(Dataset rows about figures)
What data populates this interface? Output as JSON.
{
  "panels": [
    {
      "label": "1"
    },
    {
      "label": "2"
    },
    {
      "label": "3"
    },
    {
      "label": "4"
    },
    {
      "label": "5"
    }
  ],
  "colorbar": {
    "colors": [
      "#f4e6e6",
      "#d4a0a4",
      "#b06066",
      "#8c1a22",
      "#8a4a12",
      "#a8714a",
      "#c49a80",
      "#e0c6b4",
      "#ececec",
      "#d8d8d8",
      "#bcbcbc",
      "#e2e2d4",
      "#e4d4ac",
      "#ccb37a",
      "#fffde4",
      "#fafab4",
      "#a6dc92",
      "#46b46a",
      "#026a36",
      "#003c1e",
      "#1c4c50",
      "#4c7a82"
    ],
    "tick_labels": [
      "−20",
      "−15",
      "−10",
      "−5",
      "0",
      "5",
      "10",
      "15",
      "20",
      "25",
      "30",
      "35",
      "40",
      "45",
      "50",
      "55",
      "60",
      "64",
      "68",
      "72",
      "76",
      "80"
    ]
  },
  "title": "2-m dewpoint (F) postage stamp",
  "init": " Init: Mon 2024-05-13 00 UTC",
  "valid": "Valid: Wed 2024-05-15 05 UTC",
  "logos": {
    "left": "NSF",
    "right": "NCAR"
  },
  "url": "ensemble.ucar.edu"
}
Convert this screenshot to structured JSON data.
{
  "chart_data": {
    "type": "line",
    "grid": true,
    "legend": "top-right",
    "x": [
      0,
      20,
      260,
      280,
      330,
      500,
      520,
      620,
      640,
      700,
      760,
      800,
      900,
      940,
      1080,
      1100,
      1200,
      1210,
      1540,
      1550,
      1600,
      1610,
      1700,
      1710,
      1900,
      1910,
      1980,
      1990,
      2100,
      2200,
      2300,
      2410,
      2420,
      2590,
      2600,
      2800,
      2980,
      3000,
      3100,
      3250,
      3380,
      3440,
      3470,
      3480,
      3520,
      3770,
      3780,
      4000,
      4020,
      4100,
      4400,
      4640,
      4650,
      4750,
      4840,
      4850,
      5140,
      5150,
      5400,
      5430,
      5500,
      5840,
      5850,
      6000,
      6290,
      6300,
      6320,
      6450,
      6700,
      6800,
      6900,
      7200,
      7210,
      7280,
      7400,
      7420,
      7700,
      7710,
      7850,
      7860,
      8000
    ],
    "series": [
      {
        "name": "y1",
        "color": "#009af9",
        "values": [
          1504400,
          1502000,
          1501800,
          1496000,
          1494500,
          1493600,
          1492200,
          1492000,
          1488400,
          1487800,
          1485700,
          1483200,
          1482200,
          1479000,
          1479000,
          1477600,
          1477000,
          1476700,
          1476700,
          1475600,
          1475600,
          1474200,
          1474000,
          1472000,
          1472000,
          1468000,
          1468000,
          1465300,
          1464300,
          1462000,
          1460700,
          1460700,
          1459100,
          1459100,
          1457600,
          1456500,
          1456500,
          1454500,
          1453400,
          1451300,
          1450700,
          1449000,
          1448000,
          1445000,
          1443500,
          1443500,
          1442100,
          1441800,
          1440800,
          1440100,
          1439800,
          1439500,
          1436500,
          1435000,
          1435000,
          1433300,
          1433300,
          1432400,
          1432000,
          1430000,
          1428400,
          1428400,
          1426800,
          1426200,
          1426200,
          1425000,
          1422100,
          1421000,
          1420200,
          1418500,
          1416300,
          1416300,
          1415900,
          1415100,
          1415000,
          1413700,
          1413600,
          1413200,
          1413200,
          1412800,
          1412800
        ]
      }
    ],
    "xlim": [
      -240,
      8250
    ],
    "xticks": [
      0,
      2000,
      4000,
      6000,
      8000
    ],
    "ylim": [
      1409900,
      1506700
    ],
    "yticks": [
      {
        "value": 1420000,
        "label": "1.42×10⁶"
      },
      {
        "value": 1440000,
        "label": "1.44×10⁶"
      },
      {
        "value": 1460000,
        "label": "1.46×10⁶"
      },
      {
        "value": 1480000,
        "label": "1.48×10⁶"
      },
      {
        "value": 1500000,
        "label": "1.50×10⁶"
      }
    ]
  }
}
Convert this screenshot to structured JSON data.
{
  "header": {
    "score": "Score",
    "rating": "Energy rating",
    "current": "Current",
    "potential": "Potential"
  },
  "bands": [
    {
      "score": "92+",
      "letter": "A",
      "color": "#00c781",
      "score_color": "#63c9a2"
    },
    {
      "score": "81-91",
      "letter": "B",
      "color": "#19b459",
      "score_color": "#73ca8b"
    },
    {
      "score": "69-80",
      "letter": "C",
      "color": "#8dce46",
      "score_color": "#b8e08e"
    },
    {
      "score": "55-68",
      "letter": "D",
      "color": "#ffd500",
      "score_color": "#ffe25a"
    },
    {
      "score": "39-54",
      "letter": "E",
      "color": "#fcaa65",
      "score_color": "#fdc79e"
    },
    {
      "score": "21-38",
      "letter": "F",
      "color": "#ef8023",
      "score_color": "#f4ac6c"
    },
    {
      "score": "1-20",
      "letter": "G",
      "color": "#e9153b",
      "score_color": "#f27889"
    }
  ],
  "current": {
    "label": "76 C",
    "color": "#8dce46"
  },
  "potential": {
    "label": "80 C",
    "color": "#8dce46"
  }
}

-- PROBLEM TO SOLVE --
Write out the whole listing exactly.

-- OUTPUT --
What data populates this interface? Output as JSON.
{
  "panels": [
    {
      "label": "1"
    },
    {
      "label": "2"
    },
    {
      "label": "3"
    },
    {
      "label": "4"
    },
    {
      "label": "5"
    }
  ],
  "colorbar": {
    "colors": [
      "#f4e6e6",
      "#d4a0a4",
      "#b06066",
      "#8c1a22",
      "#8a4a12",
      "#a8714a",
      "#c49a80",
      "#e0c6b4",
      "#ececec",
      "#d8d8d8",
      "#bcbcbc",
      "#e2e2d4",
      "#e4d4ac",
      "#ccb37a",
      "#fffde4",
      "#fafab4",
      "#a6dc92",
      "#46b46a",
      "#026a36",
      "#003c1e",
      "#1c4c50",
      "#4c7a82"
    ],
    "tick_labels": [
      "−20",
      "−15",
      "−10",
      "−5",
      "0",
      "5",
      "10",
      "15",
      "20",
      "25",
      "30",
      "35",
      "40",
      "45",
      "50",
      "55",
      "60",
      "64",
      "68",
      "72",
      "76",
      "80"
    ]
  },
  "title": "2-m dewpoint (F) postage stamp",
  "init": " Init: Mon 2024-05-13 00 UTC",
  "valid": "Valid: Wed 2024-05-15 05 UTC",
  "logos": {
    "left": "NSF",
    "right": "NCAR"
  },
  "url": "ensemble.ucar.edu"
}
Convert this screenshot to structured JSON data.
{
  "chart_data": {
    "type": "line",
    "grid": true,
    "legend": "top-right",
    "x": [
      0,
      20,
      260,
      280,
      330,
      500,
      520,
      620,
      640,
      700,
      760,
      800,
      900,
      940,
      1080,
      1100,
      1200,
      1210,
      1540,
      1550,
      1600,
      1610,
      1700,
      1710,
      1900,
      1910,
      1980,
      1990,
      2100,
      2200,
      2300,
      2410,
      2420,
      2590,
      2600,
      2800,
      2980,
      3000,
      3100,
      3250,
      3380,
      3440,
      3470,
      3480,
      3520,
      3770,
      3780,
      4000,
      4020,
      4100,
      4400,
      4640,
      4650,
      4750,
      4840,
      4850,
      5140,
      5150,
      5400,
      5430,
      5500,
      5840,
      5850,
      6000,
      6290,
      6300,
      6320,
      6450,
      6700,
      6800,
      6900,
      7200,
      7210,
      7280,
      7400,
      7420,
      7700,
      7710,
      7850,
      7860,
      8000
    ],
    "series": [
      {
        "name": "y1",
        "color": "#009af9",
        "values": [
          1504400,
          1502000,
          1501800,
          1496000,
          1494500,
          1493600,
          1492200,
          1492000,
          1488400,
          1487800,
          1485700,
          1483200,
          1482200,
          1479000,
          1479000,
          1477600,
          1477000,
          1476700,
          1476700,
          1475600,
          1475600,
          1474200,
          1474000,
          1472000,
          1472000,
          1468000,
          1468000,
          1465300,
          1464300,
          1462000,
          1460700,
          1460700,
          1459100,
          1459100,
          1457600,
          1456500,
          1456500,
          1454500,
          1453400,
          1451300,
          1450700,
          1449000,
          1448000,
          1445000,
          1443500,
          1443500,
          1442100,
          1441800,
          1440800,
          1440100,
          1439800,
          1439500,
          1436500,
          1435000,
          1435000,
          1433300,
          1433300,
          1432400,
          1432000,
          1430000,
          1428400,
          1428400,
          1426800,
          1426200,
          1426200,
          1425000,
          1422100,
          1421000,
          1420200,
          1418500,
          1416300,
          1416300,
          1415900,
          1415100,
          1415000,
          1413700,
          1413600,
          1413200,
          1413200,
          1412800,
          1412800
        ]
      }
    ],
    "xlim": [
      -240,
      8250
    ],
    "xticks": [
      0,
      2000,
      4000,
      6000,
      8000
    ],
    "ylim": [
      1409900,
      1506700
    ],
    "yticks": [
      {
        "value": 1420000,
        "label": "1.42×10⁶"
      },
      {
        "value": 1440000,
        "label": "1.44×10⁶"
      },
      {
        "value": 1460000,
        "label": "1.46×10⁶"
      },
      {
        "value": 1480000,
        "label": "1.48×10⁶"
      },
      {
        "value": 1500000,
        "label": "1.50×10⁶"
      }
    ]
  }
}
Convert this screenshot to structured JSON data.
{
  "header": {
    "score": "Score",
    "rating": "Energy rating",
    "current": "Current",
    "potential": "Potential"
  },
  "bands": [
    {
      "score": "92+",
      "letter": "A",
      "color": "#00c781",
      "score_color": "#63c9a2"
    },
    {
      "score": "81-91",
      "letter": "B",
      "color": "#19b459",
      "score_color": "#73ca8b"
    },
    {
      "score": "69-80",
      "letter": "C",
      "color": "#8dce46",
      "score_color": "#b8e08e"
    },
    {
      "score": "55-68",
      "letter": "D",
      "color": "#ffd500",
      "score_color": "#ffe25a"
    },
    {
      "score": "39-54",
      "letter": "E",
      "color": "#fcaa65",
      "score_color": "#fdc79e"
    },
    {
      "score": "21-38",
      "letter": "F",
      "color": "#ef8023",
      "score_color": "#f4ac6c"
    },
    {
      "score": "1-20",
      "letter": "G",
      "color": "#e9153b",
      "score_color": "#f27889"
    }
  ],
  "current": {
    "label": "76 C",
    "color": "#8dce46"
  },
  "potential": {
    "label": "80 C",
    "color": "#8dce46"
  }
}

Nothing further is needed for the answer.